- _Texto de lectura_:
◇ ◇ ◇
Blog poesía La luz de tu Faro

En memoria de Sara Álvarez, con Amor, devoción y ternura infinitas. Absorbí tu esencia, y ahora vives en mi poesía. Te devuelvo la vida con mis versos.

lunes, 27 de mayo de 2013











El tiempo es una herida circular que nunca cierra,
cicatriz mal cosida que al rostro deforma, un cisma
inoportuno, un trabalenguas, la costura indeleble
del adiós. El amor es esa inquietud que nunca cesa,
los labios descosidos de la herida, laberinto suturado,
perturbación del ánimo que lacera y no te deja pensar
en otra cosa, que cuando crees haberla olvidado vuelve
a estar ahí, hostigándote, violándote, violentándote,
recordándote que le perteneces, que eres suyo y
siempre lo serás, su esclavo, tus grilletes, un traspaso
de poderes donde nunca hay un solo rey, déspota o tirano,
y donde los silencios arden más que una hoguera
de blasfemias. El amor es la ración –ración de dolor–
que ofrece el secuestrador al prisionero
                              –amor condumio, amor cautivo–
para alimentar unas horas más su éxtasis y su agonía.
◇ ◇ ◇
- _Tareas a realizar_:
- a) Responde estas preguntas a partir del texto:
(i) ¿En memoria de quién está escrito el blog?
(ii) ¿Qué fecha figura en el texto?
(iii) ¿Cómo define el texto el tiempo en su primer verso?
- b) Traduce al inglés esta oración del texto: "Te devuelvo la vida con mis versos."

- _Material proporcionado_:
◇ ◇ ◇
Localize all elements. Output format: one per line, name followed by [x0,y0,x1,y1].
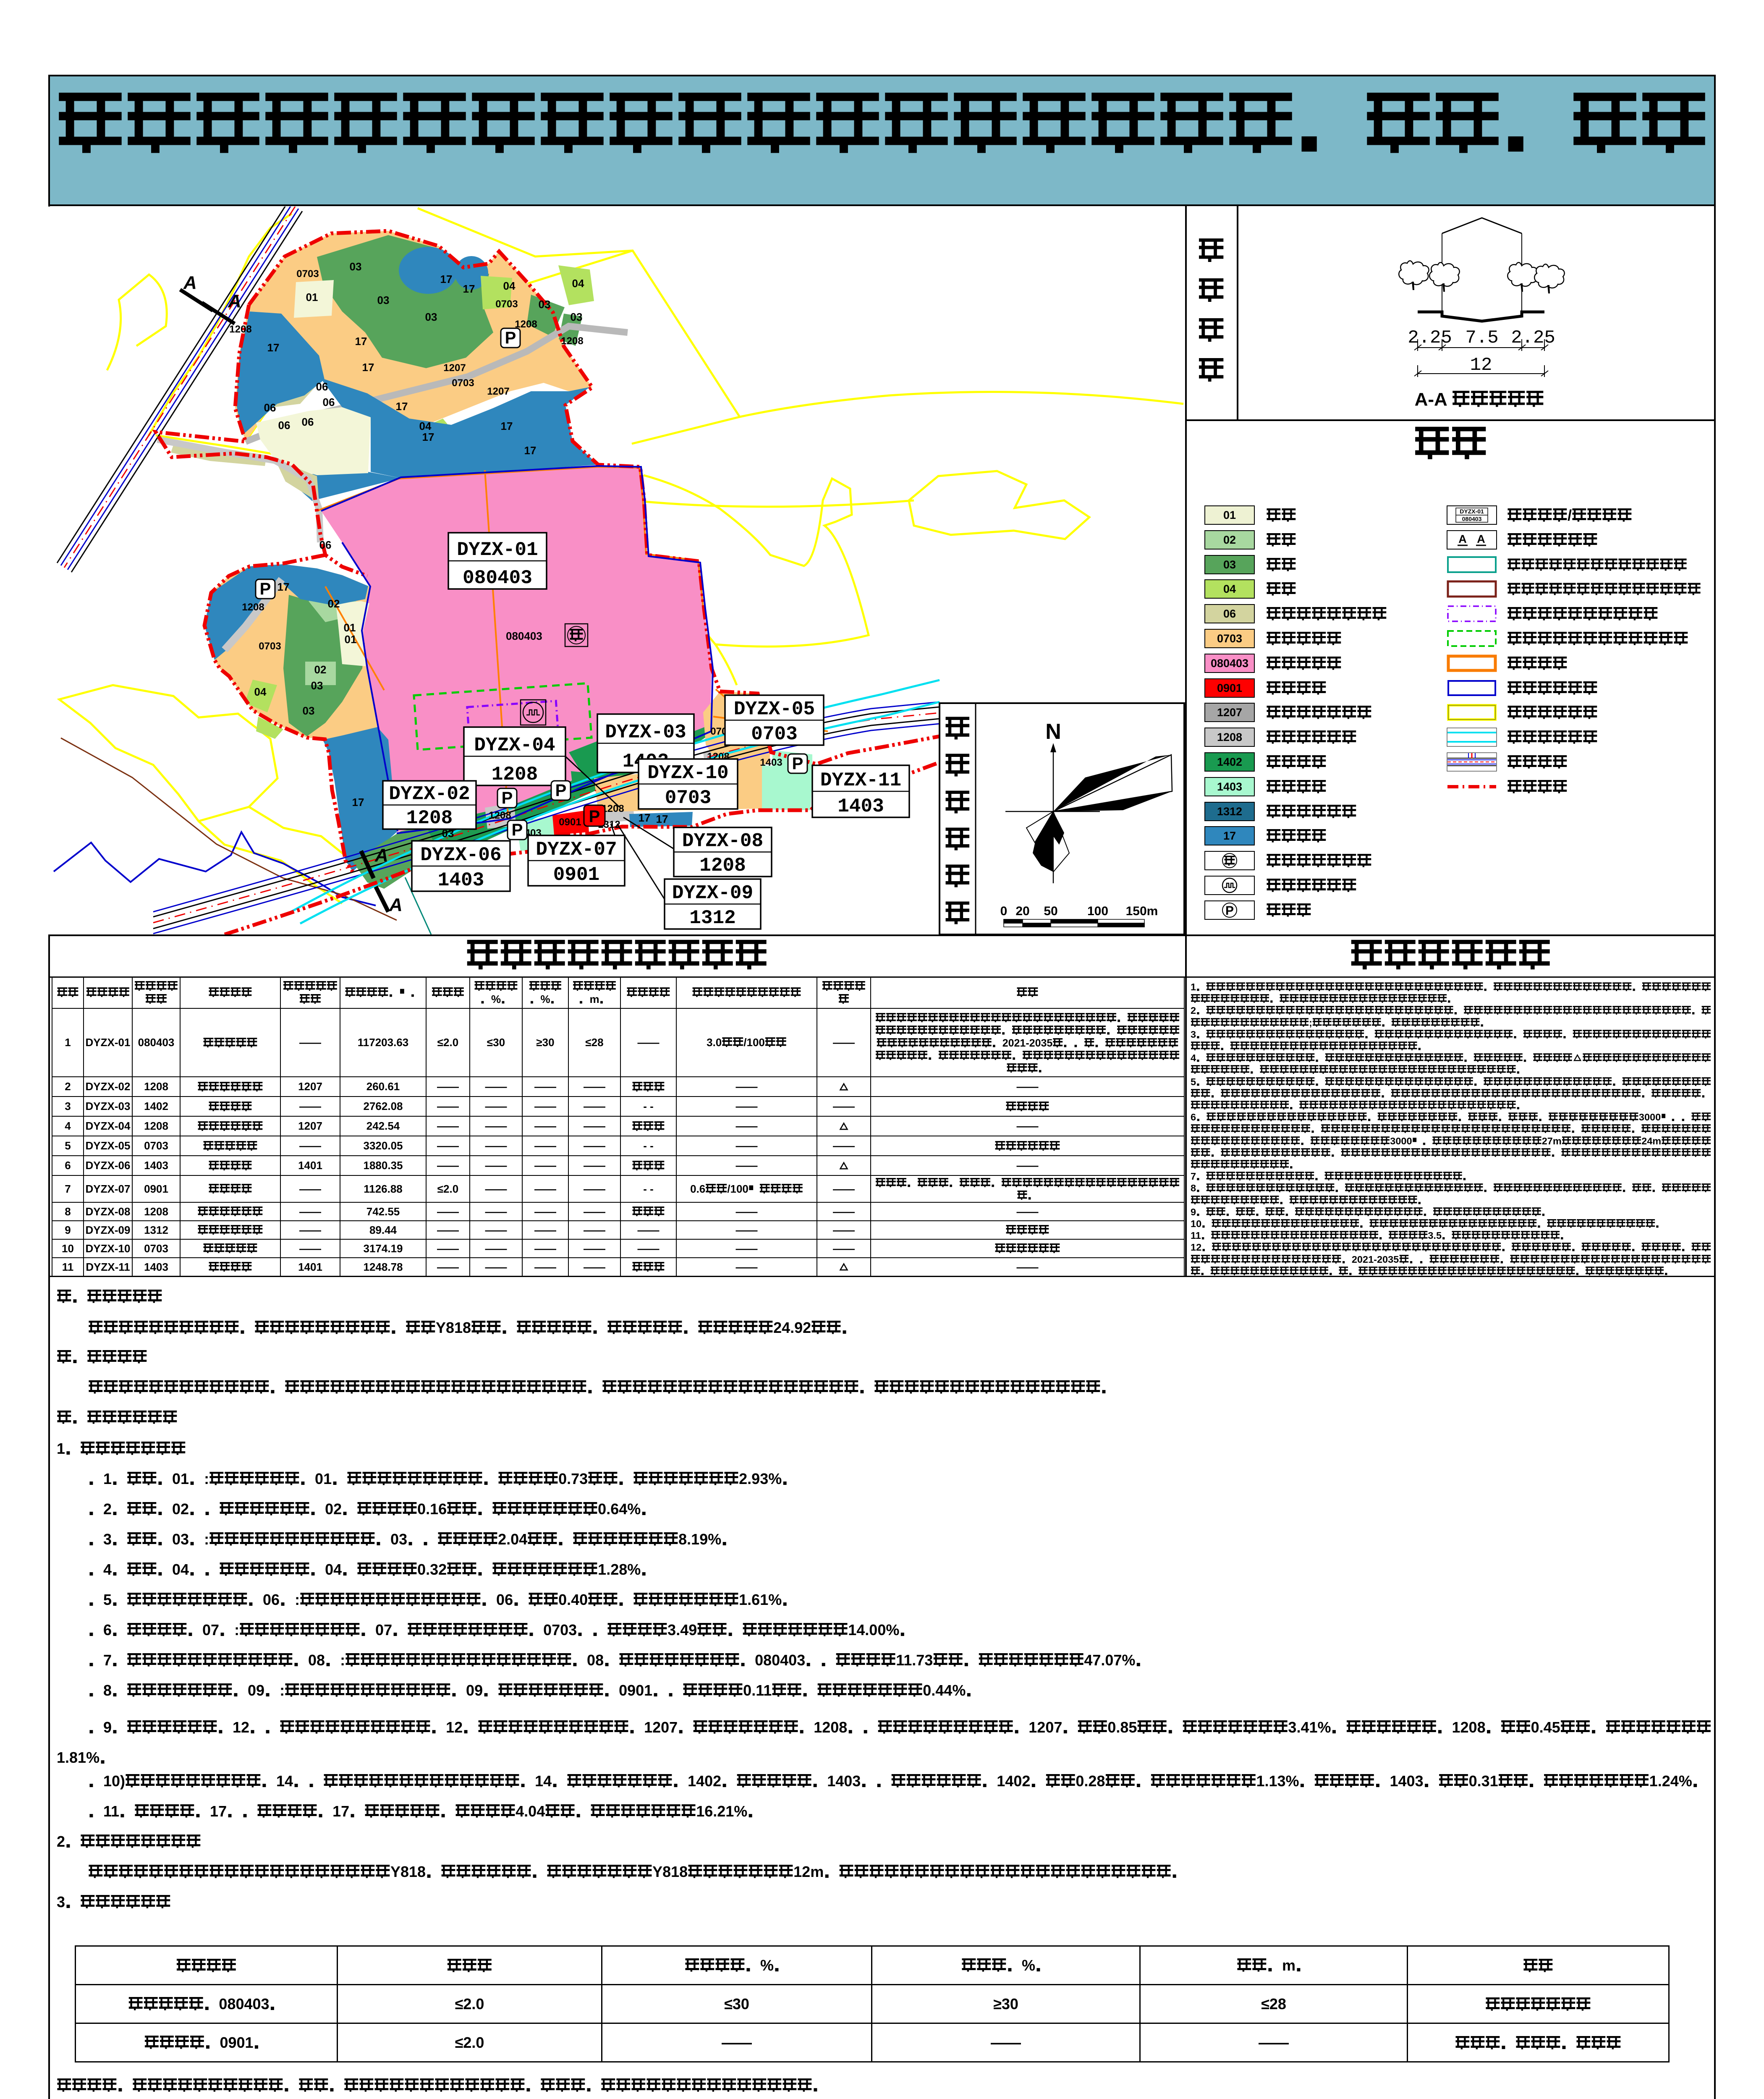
◇ ◇ ◇
- _Respuestas del ejercicio_:
- a)
(i) De Sara Álvarez.
(ii) Lunes, 27 de mayo de 2013.
(iii) Como una herida circular que nunca cierra.

- b) I give you back your life with my verses.